* _DATA PROVIDED_:
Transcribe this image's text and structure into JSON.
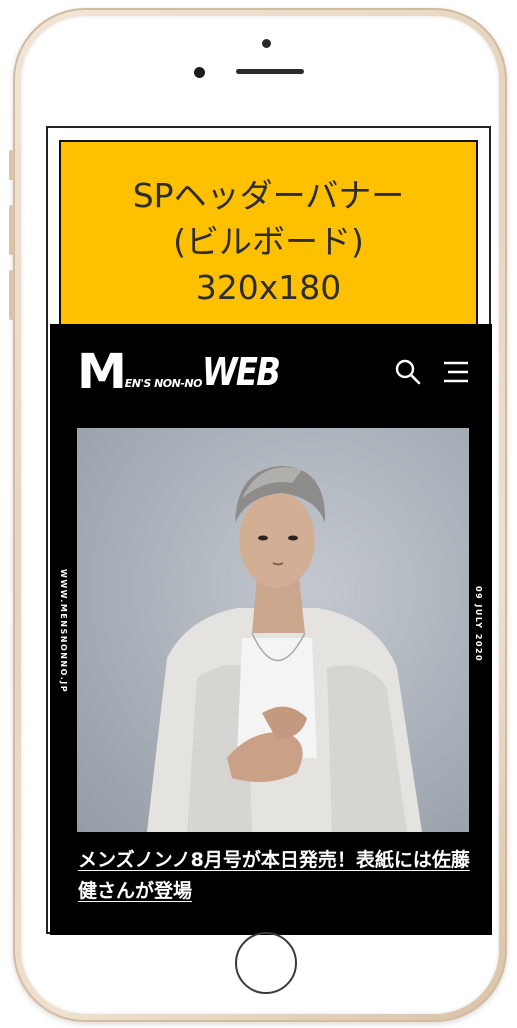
{
  "banner": {
    "line1": "SPヘッダーバナー",
    "line2": "(ビルボード)",
    "line3": "320x180",
    "color": "#ffc000"
  },
  "site": {
    "logo_m": "M",
    "logo_mid": "EN'S NON-NO",
    "logo_web": "WEB",
    "search_icon": "search-icon",
    "menu_icon": "hamburger-menu-icon",
    "side_left_text": "WWW.MENSNONNO.JP",
    "side_right_text": "09 JULY 2020",
    "headline": "メンズノンノ8月号が本日発売！表紙には佐藤 健さんが登場",
    "background": "#000000"
  }
}
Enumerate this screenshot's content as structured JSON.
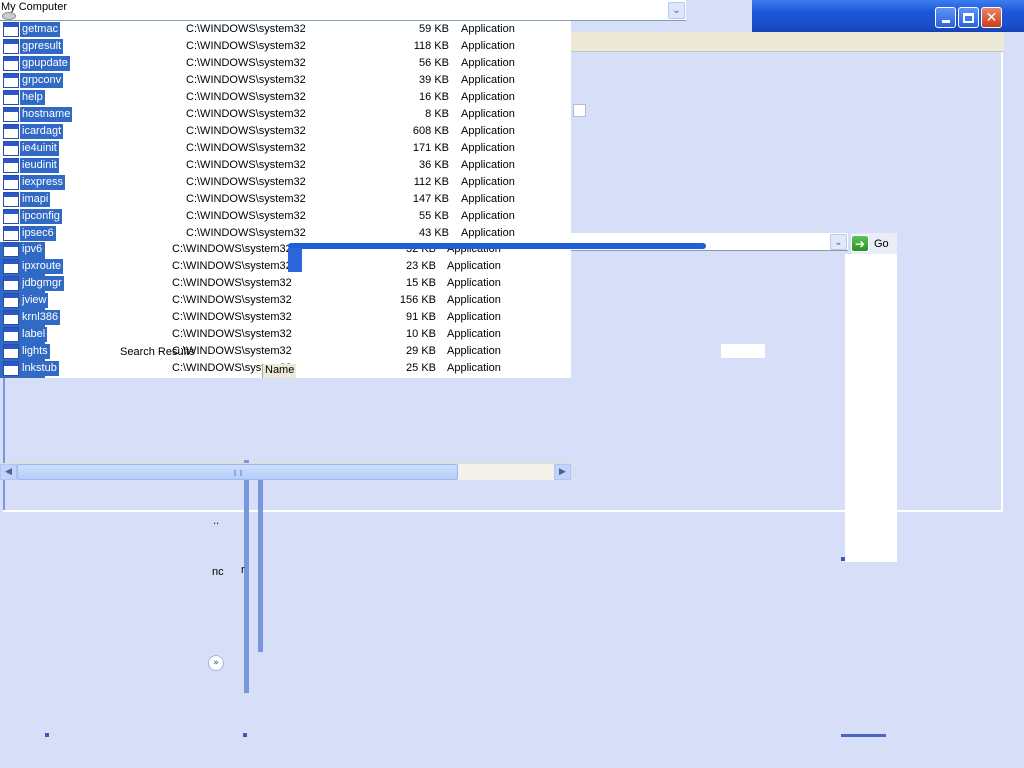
{
  "location_bar": {
    "text": "My Computer"
  },
  "go_button": {
    "label": "Go"
  },
  "search_results": {
    "title": "Search Results",
    "column_header": "Name"
  },
  "file_rows": [
    {
      "name": "getmac",
      "path": "C:\\WINDOWS\\system32",
      "size": "59 KB",
      "type": "Application"
    },
    {
      "name": "gpresult",
      "path": "C:\\WINDOWS\\system32",
      "size": "118 KB",
      "type": "Application"
    },
    {
      "name": "gpupdate",
      "path": "C:\\WINDOWS\\system32",
      "size": "56 KB",
      "type": "Application"
    },
    {
      "name": "grpconv",
      "path": "C:\\WINDOWS\\system32",
      "size": "39 KB",
      "type": "Application"
    },
    {
      "name": "help",
      "path": "C:\\WINDOWS\\system32",
      "size": "16 KB",
      "type": "Application"
    },
    {
      "name": "hostname",
      "path": "C:\\WINDOWS\\system32",
      "size": "8 KB",
      "type": "Application"
    },
    {
      "name": "icardagt",
      "path": "C:\\WINDOWS\\system32",
      "size": "608 KB",
      "type": "Application"
    },
    {
      "name": "ie4uinit",
      "path": "C:\\WINDOWS\\system32",
      "size": "171 KB",
      "type": "Application"
    },
    {
      "name": "ieudinit",
      "path": "C:\\WINDOWS\\system32",
      "size": "36 KB",
      "type": "Application"
    },
    {
      "name": "iexpress",
      "path": "C:\\WINDOWS\\system32",
      "size": "112 KB",
      "type": "Application"
    },
    {
      "name": "imapi",
      "path": "C:\\WINDOWS\\system32",
      "size": "147 KB",
      "type": "Application"
    },
    {
      "name": "ipconfig",
      "path": "C:\\WINDOWS\\system32",
      "size": "55 KB",
      "type": "Application"
    },
    {
      "name": "ipsec6",
      "path": "C:\\WINDOWS\\system32",
      "size": "43 KB",
      "type": "Application"
    },
    {
      "name": "ipv6",
      "path": "C:\\WINDOWS\\system32",
      "size": "32 KB",
      "type": "Application"
    },
    {
      "name": "ipxroute",
      "path": "C:\\WINDOWS\\system32",
      "size": "23 KB",
      "type": "Application"
    },
    {
      "name": "jdbgmgr",
      "path": "C:\\WINDOWS\\system32",
      "size": "15 KB",
      "type": "Application"
    },
    {
      "name": "jview",
      "path": "C:\\WINDOWS\\system32",
      "size": "156 KB",
      "type": "Application"
    },
    {
      "name": "krnl386",
      "path": "C:\\WINDOWS\\system32",
      "size": "91 KB",
      "type": "Application"
    },
    {
      "name": "label",
      "path": "C:\\WINDOWS\\system32",
      "size": "10 KB",
      "type": "Application"
    },
    {
      "name": "lights",
      "path": "C:\\WINDOWS\\system32",
      "size": "29 KB",
      "type": "Application"
    },
    {
      "name": "lnkstub",
      "path": "C:\\WINDOWS\\system32",
      "size": "25 KB",
      "type": "Application"
    }
  ],
  "fragments": {
    "frag1": "..",
    "frag2": "nc",
    "frag3": "r"
  }
}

* _WORK TO DO_: Every record is to be reproduced exactly, with no pictures included.

* _PROBLEM SOLUTION_:
Transcribe this image's text and structure into JSON.
{
  "banner": {
    "line1": "SPヘッダーバナー",
    "line2": "(ビルボード)",
    "line3": "320x180",
    "color": "#ffc000"
  },
  "site": {
    "logo_m": "M",
    "logo_mid": "EN'S NON-NO",
    "logo_web": "WEB",
    "search_icon": "search-icon",
    "menu_icon": "hamburger-menu-icon",
    "side_left_text": "WWW.MENSNONNO.JP",
    "side_right_text": "09 JULY 2020",
    "headline": "メンズノンノ8月号が本日発売！表紙には佐藤 健さんが登場",
    "background": "#000000"
  }
}
Enumerate this screenshot's content as structured JSON.
{
  "location_bar": {
    "text": "My Computer"
  },
  "go_button": {
    "label": "Go"
  },
  "search_results": {
    "title": "Search Results",
    "column_header": "Name"
  },
  "file_rows": [
    {
      "name": "getmac",
      "path": "C:\\WINDOWS\\system32",
      "size": "59 KB",
      "type": "Application"
    },
    {
      "name": "gpresult",
      "path": "C:\\WINDOWS\\system32",
      "size": "118 KB",
      "type": "Application"
    },
    {
      "name": "gpupdate",
      "path": "C:\\WINDOWS\\system32",
      "size": "56 KB",
      "type": "Application"
    },
    {
      "name": "grpconv",
      "path": "C:\\WINDOWS\\system32",
      "size": "39 KB",
      "type": "Application"
    },
    {
      "name": "help",
      "path": "C:\\WINDOWS\\system32",
      "size": "16 KB",
      "type": "Application"
    },
    {
      "name": "hostname",
      "path": "C:\\WINDOWS\\system32",
      "size": "8 KB",
      "type": "Application"
    },
    {
      "name": "icardagt",
      "path": "C:\\WINDOWS\\system32",
      "size": "608 KB",
      "type": "Application"
    },
    {
      "name": "ie4uinit",
      "path": "C:\\WINDOWS\\system32",
      "size": "171 KB",
      "type": "Application"
    },
    {
      "name": "ieudinit",
      "path": "C:\\WINDOWS\\system32",
      "size": "36 KB",
      "type": "Application"
    },
    {
      "name": "iexpress",
      "path": "C:\\WINDOWS\\system32",
      "size": "112 KB",
      "type": "Application"
    },
    {
      "name": "imapi",
      "path": "C:\\WINDOWS\\system32",
      "size": "147 KB",
      "type": "Application"
    },
    {
      "name": "ipconfig",
      "path": "C:\\WINDOWS\\system32",
      "size": "55 KB",
      "type": "Application"
    },
    {
      "name": "ipsec6",
      "path": "C:\\WINDOWS\\system32",
      "size": "43 KB",
      "type": "Application"
    },
    {
      "name": "ipv6",
      "path": "C:\\WINDOWS\\system32",
      "size": "32 KB",
      "type": "Application"
    },
    {
      "name": "ipxroute",
      "path": "C:\\WINDOWS\\system32",
      "size": "23 KB",
      "type": "Application"
    },
    {
      "name": "jdbgmgr",
      "path": "C:\\WINDOWS\\system32",
      "size": "15 KB",
      "type": "Application"
    },
    {
      "name": "jview",
      "path": "C:\\WINDOWS\\system32",
      "size": "156 KB",
      "type": "Application"
    },
    {
      "name": "krnl386",
      "path": "C:\\WINDOWS\\system32",
      "size": "91 KB",
      "type": "Application"
    },
    {
      "name": "label",
      "path": "C:\\WINDOWS\\system32",
      "size": "10 KB",
      "type": "Application"
    },
    {
      "name": "lights",
      "path": "C:\\WINDOWS\\system32",
      "size": "29 KB",
      "type": "Application"
    },
    {
      "name": "lnkstub",
      "path": "C:\\WINDOWS\\system32",
      "size": "25 KB",
      "type": "Application"
    }
  ],
  "fragments": {
    "frag1": "..",
    "frag2": "nc",
    "frag3": "r"
  }
}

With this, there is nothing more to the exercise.